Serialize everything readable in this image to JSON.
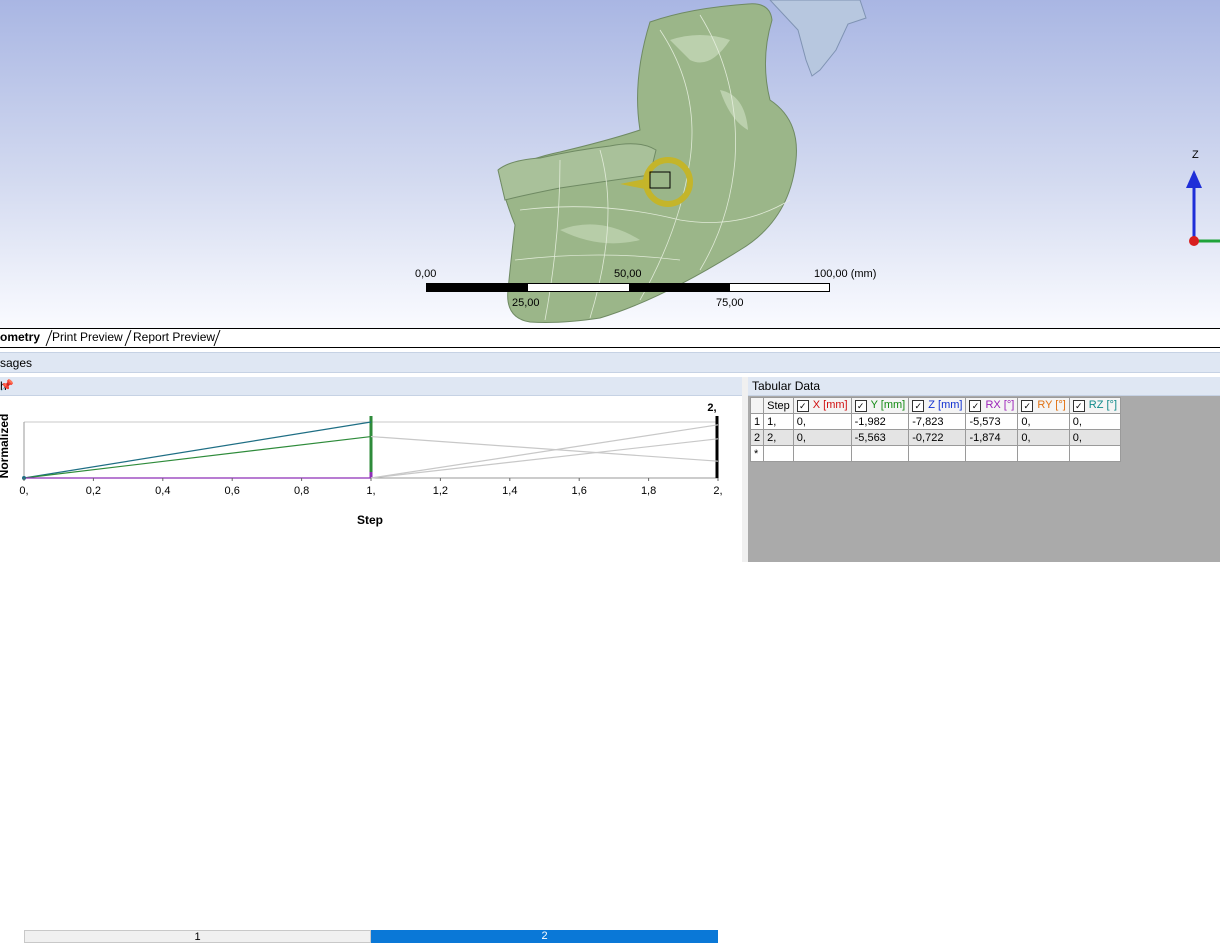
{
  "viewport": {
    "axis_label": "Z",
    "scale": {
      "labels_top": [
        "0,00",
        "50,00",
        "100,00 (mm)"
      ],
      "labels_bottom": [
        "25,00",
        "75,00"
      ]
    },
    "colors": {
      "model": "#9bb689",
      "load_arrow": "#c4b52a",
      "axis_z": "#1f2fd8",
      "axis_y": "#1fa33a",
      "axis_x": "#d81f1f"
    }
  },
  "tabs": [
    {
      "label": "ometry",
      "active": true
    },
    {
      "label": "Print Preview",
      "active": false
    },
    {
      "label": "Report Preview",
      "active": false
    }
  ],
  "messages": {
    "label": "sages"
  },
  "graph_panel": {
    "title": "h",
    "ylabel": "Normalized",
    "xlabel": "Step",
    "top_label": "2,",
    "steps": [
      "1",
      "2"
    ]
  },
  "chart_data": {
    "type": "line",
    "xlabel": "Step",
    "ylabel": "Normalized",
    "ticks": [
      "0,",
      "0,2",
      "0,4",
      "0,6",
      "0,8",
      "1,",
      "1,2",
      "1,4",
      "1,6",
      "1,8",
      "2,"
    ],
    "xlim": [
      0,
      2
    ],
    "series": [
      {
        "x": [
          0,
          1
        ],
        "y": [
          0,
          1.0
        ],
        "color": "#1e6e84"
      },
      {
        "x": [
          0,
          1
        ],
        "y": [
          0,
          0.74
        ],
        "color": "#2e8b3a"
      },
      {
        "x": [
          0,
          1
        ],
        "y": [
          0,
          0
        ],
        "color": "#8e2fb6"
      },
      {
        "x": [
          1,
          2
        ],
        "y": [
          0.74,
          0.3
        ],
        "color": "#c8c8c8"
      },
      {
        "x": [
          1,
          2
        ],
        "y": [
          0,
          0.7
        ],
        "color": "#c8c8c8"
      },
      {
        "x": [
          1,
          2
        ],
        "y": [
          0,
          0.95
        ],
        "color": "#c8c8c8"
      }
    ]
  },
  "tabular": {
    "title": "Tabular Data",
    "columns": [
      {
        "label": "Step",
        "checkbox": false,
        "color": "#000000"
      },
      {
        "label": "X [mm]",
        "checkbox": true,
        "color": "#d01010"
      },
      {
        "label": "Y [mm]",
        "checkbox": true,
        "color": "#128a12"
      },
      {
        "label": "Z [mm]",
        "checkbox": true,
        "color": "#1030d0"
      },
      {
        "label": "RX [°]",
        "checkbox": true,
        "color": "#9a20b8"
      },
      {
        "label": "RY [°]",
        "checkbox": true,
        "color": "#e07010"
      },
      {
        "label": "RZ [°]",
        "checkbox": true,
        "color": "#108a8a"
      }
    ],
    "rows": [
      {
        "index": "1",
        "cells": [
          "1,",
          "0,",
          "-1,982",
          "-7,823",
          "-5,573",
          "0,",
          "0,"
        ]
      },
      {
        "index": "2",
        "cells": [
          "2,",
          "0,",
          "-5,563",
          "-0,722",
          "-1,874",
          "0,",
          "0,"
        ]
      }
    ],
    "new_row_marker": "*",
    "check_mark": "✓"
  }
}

--

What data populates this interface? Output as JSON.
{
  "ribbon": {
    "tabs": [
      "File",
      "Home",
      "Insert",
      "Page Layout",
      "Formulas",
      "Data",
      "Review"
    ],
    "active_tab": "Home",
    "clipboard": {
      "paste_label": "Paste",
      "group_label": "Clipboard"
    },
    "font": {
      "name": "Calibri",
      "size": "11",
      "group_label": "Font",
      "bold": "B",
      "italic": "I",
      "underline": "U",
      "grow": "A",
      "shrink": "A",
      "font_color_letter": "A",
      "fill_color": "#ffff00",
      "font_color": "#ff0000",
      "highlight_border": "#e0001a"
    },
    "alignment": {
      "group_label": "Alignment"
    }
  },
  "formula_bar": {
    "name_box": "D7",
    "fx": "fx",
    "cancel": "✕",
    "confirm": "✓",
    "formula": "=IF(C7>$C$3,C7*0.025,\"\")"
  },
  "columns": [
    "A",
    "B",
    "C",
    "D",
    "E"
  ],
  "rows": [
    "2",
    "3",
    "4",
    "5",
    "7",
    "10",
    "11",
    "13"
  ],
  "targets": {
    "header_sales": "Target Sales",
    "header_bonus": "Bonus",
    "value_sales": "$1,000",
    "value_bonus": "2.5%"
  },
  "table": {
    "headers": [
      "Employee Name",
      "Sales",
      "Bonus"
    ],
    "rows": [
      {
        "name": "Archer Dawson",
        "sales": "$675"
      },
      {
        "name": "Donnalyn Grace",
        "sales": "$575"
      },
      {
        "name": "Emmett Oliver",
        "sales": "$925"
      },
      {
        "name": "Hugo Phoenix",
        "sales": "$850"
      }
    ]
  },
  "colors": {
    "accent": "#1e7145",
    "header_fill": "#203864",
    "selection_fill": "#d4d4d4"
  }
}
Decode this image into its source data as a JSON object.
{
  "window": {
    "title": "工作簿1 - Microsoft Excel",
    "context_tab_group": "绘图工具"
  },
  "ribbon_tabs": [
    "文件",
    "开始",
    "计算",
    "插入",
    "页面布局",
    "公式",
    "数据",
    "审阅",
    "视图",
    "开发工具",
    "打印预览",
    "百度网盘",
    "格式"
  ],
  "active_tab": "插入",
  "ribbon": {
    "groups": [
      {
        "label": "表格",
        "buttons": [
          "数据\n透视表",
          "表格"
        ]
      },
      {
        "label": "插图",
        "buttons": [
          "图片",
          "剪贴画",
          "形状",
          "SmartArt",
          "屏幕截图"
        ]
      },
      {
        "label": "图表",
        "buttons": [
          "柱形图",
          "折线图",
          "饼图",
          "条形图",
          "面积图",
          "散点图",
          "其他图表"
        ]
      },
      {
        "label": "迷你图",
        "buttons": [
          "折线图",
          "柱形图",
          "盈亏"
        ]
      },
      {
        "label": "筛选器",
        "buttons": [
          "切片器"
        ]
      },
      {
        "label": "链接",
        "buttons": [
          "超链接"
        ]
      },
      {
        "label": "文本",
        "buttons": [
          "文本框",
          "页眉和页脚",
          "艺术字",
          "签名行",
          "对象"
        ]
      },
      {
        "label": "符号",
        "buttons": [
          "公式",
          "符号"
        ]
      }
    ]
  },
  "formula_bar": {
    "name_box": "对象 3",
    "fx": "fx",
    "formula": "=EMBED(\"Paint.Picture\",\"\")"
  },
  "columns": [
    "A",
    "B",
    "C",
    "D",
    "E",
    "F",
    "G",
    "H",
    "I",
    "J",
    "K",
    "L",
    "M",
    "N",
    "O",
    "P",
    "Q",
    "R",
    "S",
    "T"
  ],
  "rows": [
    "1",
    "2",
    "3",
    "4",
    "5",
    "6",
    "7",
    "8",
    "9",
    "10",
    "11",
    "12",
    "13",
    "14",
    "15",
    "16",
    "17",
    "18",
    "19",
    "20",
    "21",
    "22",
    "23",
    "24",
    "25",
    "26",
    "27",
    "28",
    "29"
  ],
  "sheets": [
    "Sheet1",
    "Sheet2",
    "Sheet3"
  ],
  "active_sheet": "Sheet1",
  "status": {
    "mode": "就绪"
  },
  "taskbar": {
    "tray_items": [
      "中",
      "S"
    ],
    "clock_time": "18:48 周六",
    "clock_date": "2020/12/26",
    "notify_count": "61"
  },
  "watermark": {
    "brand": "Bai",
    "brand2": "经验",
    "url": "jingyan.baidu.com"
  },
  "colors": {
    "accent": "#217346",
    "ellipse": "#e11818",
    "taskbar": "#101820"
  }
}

● To be done
Take every line that includes the string "Preview" and copy it.

● Expected answer
      "label": "Print Preview",
      "label": "Report Preview",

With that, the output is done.